■ **Written exercise**:
Go through the records and show each line where the word "marker" occurs.
------------------------------
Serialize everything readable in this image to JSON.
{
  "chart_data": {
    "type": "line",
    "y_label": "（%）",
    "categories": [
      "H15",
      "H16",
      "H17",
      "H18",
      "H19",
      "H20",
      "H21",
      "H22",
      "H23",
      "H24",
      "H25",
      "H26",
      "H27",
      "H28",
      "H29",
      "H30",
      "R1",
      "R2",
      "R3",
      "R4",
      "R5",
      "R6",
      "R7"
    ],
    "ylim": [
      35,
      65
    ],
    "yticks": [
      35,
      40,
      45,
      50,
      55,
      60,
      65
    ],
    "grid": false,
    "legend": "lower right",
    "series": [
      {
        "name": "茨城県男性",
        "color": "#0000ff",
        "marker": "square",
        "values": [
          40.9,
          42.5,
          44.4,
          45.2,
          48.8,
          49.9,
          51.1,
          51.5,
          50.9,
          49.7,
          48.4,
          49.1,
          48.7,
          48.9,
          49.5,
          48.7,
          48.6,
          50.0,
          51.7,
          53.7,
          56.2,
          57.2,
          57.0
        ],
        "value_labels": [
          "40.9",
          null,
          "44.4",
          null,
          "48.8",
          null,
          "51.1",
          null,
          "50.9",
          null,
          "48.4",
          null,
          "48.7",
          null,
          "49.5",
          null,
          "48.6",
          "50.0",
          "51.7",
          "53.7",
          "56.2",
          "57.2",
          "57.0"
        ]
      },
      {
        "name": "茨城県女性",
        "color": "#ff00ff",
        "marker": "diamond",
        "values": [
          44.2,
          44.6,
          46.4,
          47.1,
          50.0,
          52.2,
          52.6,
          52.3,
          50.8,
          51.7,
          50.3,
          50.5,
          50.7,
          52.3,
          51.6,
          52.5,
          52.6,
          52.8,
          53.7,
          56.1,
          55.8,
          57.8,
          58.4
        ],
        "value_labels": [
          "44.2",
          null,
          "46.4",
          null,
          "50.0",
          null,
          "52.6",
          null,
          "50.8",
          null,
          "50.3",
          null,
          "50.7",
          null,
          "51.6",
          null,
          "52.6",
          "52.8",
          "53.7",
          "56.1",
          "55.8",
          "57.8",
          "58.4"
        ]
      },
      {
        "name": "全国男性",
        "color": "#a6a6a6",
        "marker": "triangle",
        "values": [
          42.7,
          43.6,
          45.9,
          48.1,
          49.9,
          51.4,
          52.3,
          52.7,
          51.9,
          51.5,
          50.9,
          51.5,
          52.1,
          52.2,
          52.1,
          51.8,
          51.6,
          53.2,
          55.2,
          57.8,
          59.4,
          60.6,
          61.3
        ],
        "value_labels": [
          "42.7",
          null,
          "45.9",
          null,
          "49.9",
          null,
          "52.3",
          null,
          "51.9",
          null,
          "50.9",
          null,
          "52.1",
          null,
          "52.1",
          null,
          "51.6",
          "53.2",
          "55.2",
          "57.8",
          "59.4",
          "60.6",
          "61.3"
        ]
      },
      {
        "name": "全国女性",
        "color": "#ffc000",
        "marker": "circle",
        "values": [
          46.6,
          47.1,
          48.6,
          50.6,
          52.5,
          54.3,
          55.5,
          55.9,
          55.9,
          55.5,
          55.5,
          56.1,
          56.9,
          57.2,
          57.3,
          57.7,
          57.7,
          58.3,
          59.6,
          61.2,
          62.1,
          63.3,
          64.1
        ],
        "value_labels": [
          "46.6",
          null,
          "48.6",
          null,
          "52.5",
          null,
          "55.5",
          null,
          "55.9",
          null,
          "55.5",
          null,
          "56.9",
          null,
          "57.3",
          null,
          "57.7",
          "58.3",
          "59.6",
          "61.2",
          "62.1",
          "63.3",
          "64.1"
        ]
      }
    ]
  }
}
------------------------------
■ **Response**:
        "marker": "square",
        "marker": "diamond",
        "marker": "triangle",
        "marker": "circle",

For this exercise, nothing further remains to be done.